Records from a data source:
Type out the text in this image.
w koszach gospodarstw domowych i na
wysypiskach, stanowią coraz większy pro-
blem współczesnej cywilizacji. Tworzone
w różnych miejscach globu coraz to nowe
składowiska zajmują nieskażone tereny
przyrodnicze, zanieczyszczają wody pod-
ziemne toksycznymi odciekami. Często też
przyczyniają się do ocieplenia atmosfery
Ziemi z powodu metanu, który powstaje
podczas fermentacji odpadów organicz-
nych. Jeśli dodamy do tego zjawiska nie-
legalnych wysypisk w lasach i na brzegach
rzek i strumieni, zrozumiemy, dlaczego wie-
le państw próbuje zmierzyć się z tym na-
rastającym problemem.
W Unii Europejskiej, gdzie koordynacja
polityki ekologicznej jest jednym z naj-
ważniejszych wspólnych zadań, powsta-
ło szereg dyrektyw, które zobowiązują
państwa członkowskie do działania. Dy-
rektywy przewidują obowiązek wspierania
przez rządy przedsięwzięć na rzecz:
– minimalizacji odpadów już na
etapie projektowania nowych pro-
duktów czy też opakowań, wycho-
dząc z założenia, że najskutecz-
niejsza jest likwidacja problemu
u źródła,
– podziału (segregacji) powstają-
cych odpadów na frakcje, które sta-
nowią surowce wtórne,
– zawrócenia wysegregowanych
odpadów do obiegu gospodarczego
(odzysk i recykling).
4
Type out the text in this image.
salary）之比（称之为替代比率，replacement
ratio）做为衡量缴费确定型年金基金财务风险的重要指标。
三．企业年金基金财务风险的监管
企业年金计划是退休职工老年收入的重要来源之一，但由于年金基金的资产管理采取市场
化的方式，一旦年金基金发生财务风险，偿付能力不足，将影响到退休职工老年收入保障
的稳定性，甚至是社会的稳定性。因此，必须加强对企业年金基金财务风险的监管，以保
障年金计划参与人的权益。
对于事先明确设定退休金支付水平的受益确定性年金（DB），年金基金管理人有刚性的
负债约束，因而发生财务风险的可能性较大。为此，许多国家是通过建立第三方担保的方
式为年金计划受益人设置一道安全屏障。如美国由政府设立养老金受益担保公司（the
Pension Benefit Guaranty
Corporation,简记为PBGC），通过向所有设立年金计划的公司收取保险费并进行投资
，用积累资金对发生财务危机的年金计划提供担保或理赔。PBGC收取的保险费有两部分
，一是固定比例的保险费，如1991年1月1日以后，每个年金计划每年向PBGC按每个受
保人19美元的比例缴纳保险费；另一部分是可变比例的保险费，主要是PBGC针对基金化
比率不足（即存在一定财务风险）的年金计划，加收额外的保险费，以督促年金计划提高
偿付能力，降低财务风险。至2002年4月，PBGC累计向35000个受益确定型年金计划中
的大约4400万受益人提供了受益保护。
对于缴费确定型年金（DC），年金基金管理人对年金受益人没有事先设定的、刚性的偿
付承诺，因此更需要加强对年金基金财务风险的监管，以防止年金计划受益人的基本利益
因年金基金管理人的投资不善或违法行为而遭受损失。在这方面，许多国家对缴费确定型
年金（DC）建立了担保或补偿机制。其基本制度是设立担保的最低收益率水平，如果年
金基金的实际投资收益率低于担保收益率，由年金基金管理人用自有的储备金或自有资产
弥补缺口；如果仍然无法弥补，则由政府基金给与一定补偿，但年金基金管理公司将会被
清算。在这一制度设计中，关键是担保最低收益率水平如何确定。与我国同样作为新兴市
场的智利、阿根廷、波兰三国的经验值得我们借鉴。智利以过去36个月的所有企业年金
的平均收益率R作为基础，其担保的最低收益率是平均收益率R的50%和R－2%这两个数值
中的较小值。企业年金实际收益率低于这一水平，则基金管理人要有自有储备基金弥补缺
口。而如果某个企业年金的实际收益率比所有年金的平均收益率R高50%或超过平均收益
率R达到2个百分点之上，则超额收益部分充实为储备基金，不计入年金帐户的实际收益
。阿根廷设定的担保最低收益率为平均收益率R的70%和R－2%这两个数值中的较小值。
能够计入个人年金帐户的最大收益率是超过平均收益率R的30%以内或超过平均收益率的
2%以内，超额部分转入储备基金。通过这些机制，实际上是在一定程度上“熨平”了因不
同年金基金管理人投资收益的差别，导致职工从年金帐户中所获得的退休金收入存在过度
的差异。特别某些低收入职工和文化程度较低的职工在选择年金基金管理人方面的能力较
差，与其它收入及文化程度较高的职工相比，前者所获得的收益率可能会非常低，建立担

■ EXERCISE
Copy each entry exactly, with nothing added or dropped.

■ SOLUTION
Type out the text in this image.
w koszach gospodarstw domowych i na
wysypiskach, stanowią coraz większy pro-
blem współczesnej cywilizacji. Tworzone
w różnych miejscach globu coraz to nowe
składowiska zajmują nieskażone tereny
przyrodnicze, zanieczyszczają wody pod-
ziemne toksycznymi odciekami. Często też
przyczyniają się do ocieplenia atmosfery
Ziemi z powodu metanu, który powstaje
podczas fermentacji odpadów organicz-
nych. Jeśli dodamy do tego zjawiska nie-
legalnych wysypisk w lasach i na brzegach
rzek i strumieni, zrozumiemy, dlaczego wie-
le państw próbuje zmierzyć się z tym na-
rastającym problemem.
W Unii Europejskiej, gdzie koordynacja
polityki ekologicznej jest jednym z naj-
ważniejszych wspólnych zadań, powsta-
ło szereg dyrektyw, które zobowiązują
państwa członkowskie do działania. Dy-
rektywy przewidują obowiązek wspierania
przez rządy przedsięwzięć na rzecz:
– minimalizacji odpadów już na
etapie projektowania nowych pro-
duktów czy też opakowań, wycho-
dząc z założenia, że najskutecz-
niejsza jest likwidacja problemu
u źródła,
– podziału (segregacji) powstają-
cych odpadów na frakcje, które sta-
nowią surowce wtórne,
– zawrócenia wysegregowanych
odpadów do obiegu gospodarczego
(odzysk i recykling).
4
Type out the text in this image.
salary）之比（称之为替代比率，replacement
ratio）做为衡量缴费确定型年金基金财务风险的重要指标。
三．企业年金基金财务风险的监管
企业年金计划是退休职工老年收入的重要来源之一，但由于年金基金的资产管理采取市场
化的方式，一旦年金基金发生财务风险，偿付能力不足，将影响到退休职工老年收入保障
的稳定性，甚至是社会的稳定性。因此，必须加强对企业年金基金财务风险的监管，以保
障年金计划参与人的权益。
对于事先明确设定退休金支付水平的受益确定性年金（DB），年金基金管理人有刚性的
负债约束，因而发生财务风险的可能性较大。为此，许多国家是通过建立第三方担保的方
式为年金计划受益人设置一道安全屏障。如美国由政府设立养老金受益担保公司（the
Pension Benefit Guaranty
Corporation,简记为PBGC），通过向所有设立年金计划的公司收取保险费并进行投资
，用积累资金对发生财务危机的年金计划提供担保或理赔。PBGC收取的保险费有两部分
，一是固定比例的保险费，如1991年1月1日以后，每个年金计划每年向PBGC按每个受
保人19美元的比例缴纳保险费；另一部分是可变比例的保险费，主要是PBGC针对基金化
比率不足（即存在一定财务风险）的年金计划，加收额外的保险费，以督促年金计划提高
偿付能力，降低财务风险。至2002年4月，PBGC累计向35000个受益确定型年金计划中
的大约4400万受益人提供了受益保护。
对于缴费确定型年金（DC），年金基金管理人对年金受益人没有事先设定的、刚性的偿
付承诺，因此更需要加强对年金基金财务风险的监管，以防止年金计划受益人的基本利益
因年金基金管理人的投资不善或违法行为而遭受损失。在这方面，许多国家对缴费确定型
年金（DC）建立了担保或补偿机制。其基本制度是设立担保的最低收益率水平，如果年
金基金的实际投资收益率低于担保收益率，由年金基金管理人用自有的储备金或自有资产
弥补缺口；如果仍然无法弥补，则由政府基金给与一定补偿，但年金基金管理公司将会被
清算。在这一制度设计中，关键是担保最低收益率水平如何确定。与我国同样作为新兴市
场的智利、阿根廷、波兰三国的经验值得我们借鉴。智利以过去36个月的所有企业年金
的平均收益率R作为基础，其担保的最低收益率是平均收益率R的50%和R－2%这两个数值
中的较小值。企业年金实际收益率低于这一水平，则基金管理人要有自有储备基金弥补缺
口。而如果某个企业年金的实际收益率比所有年金的平均收益率R高50%或超过平均收益
率R达到2个百分点之上，则超额收益部分充实为储备基金，不计入年金帐户的实际收益
。阿根廷设定的担保最低收益率为平均收益率R的70%和R－2%这两个数值中的较小值。
能够计入个人年金帐户的最大收益率是超过平均收益率R的30%以内或超过平均收益率的
2%以内，超额部分转入储备基金。通过这些机制，实际上是在一定程度上“熨平”了因不
同年金基金管理人投资收益的差别，导致职工从年金帐户中所获得的退休金收入存在过度
的差异。特别某些低收入职工和文化程度较低的职工在选择年金基金管理人方面的能力较
差，与其它收入及文化程度较高的职工相比，前者所获得的收益率可能会非常低，建立担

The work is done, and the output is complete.